◆ Work required
Using the records below, please work out how many lines contain "issues"; answer with the number alone.

◆ Material for the task

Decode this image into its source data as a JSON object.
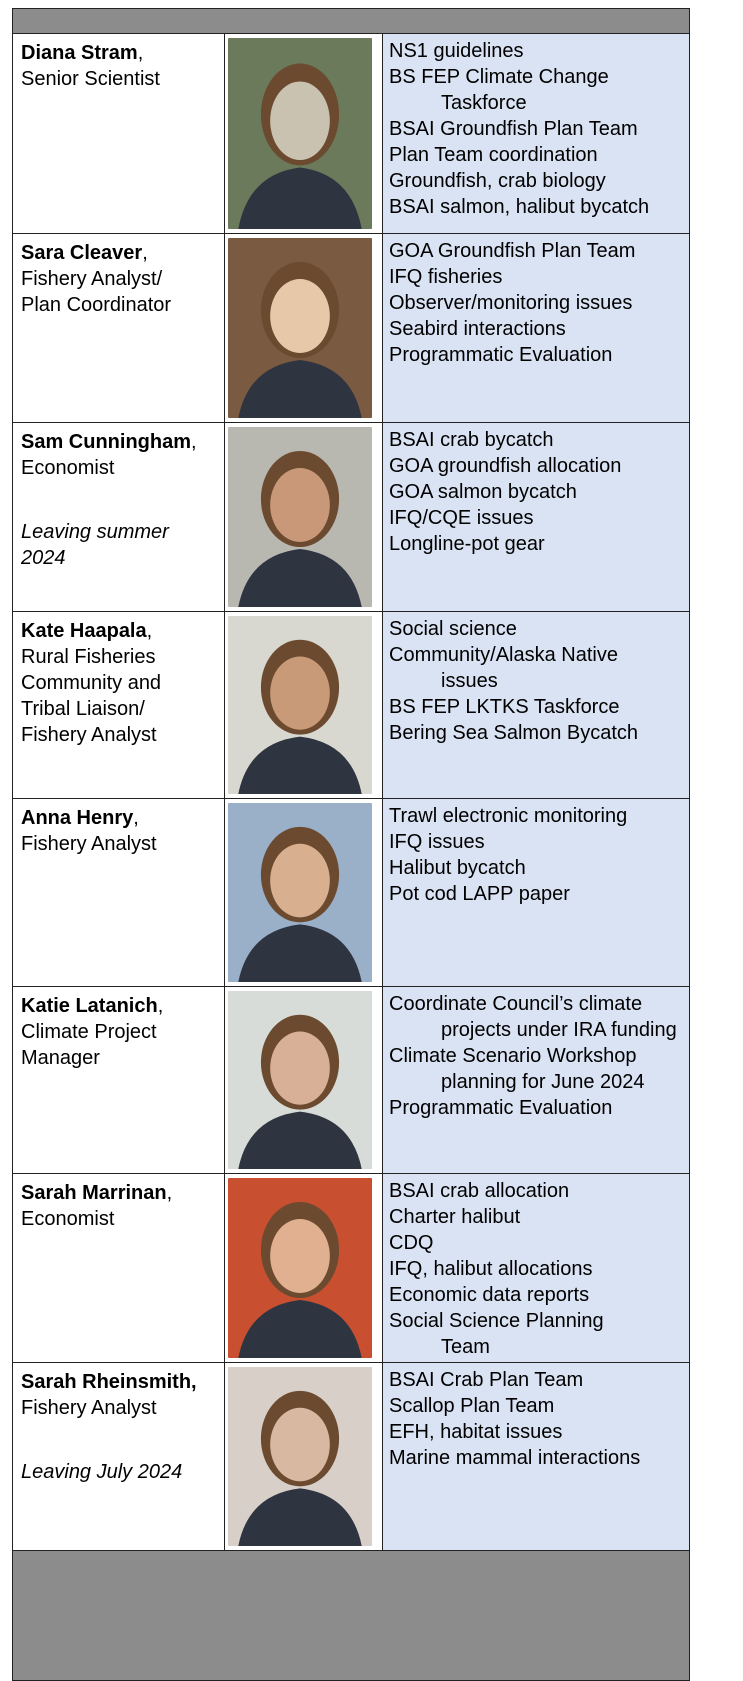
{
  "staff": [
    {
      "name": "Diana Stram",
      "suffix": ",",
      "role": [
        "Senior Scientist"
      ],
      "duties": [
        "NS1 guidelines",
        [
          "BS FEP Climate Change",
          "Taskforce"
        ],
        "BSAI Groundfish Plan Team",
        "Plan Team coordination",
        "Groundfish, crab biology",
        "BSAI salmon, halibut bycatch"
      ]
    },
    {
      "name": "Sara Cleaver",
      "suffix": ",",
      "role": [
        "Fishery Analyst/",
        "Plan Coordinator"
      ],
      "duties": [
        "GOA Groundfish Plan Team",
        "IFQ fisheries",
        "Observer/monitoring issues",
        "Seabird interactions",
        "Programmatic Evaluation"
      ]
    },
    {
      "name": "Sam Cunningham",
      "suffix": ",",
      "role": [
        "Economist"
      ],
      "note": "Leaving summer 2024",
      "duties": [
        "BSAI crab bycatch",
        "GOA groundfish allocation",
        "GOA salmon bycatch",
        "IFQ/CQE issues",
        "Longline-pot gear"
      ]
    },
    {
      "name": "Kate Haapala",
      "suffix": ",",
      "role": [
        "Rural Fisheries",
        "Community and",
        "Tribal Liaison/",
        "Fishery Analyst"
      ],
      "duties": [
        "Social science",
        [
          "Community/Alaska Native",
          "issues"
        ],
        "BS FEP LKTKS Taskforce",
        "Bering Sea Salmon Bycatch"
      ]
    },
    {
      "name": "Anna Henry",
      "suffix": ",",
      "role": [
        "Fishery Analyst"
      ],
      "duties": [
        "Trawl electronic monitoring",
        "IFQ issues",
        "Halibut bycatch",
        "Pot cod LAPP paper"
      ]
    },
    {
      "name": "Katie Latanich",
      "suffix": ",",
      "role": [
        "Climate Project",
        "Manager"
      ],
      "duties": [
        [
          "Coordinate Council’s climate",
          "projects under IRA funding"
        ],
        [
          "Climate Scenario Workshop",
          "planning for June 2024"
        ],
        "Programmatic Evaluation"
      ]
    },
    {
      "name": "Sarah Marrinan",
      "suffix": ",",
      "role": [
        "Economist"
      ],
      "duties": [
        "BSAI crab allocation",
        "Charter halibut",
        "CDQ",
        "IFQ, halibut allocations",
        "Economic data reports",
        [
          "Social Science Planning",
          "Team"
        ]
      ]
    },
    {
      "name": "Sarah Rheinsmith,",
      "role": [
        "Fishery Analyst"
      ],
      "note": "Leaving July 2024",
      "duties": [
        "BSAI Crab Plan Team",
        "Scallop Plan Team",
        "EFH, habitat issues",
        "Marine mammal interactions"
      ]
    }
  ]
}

◆ Answer to the problem
5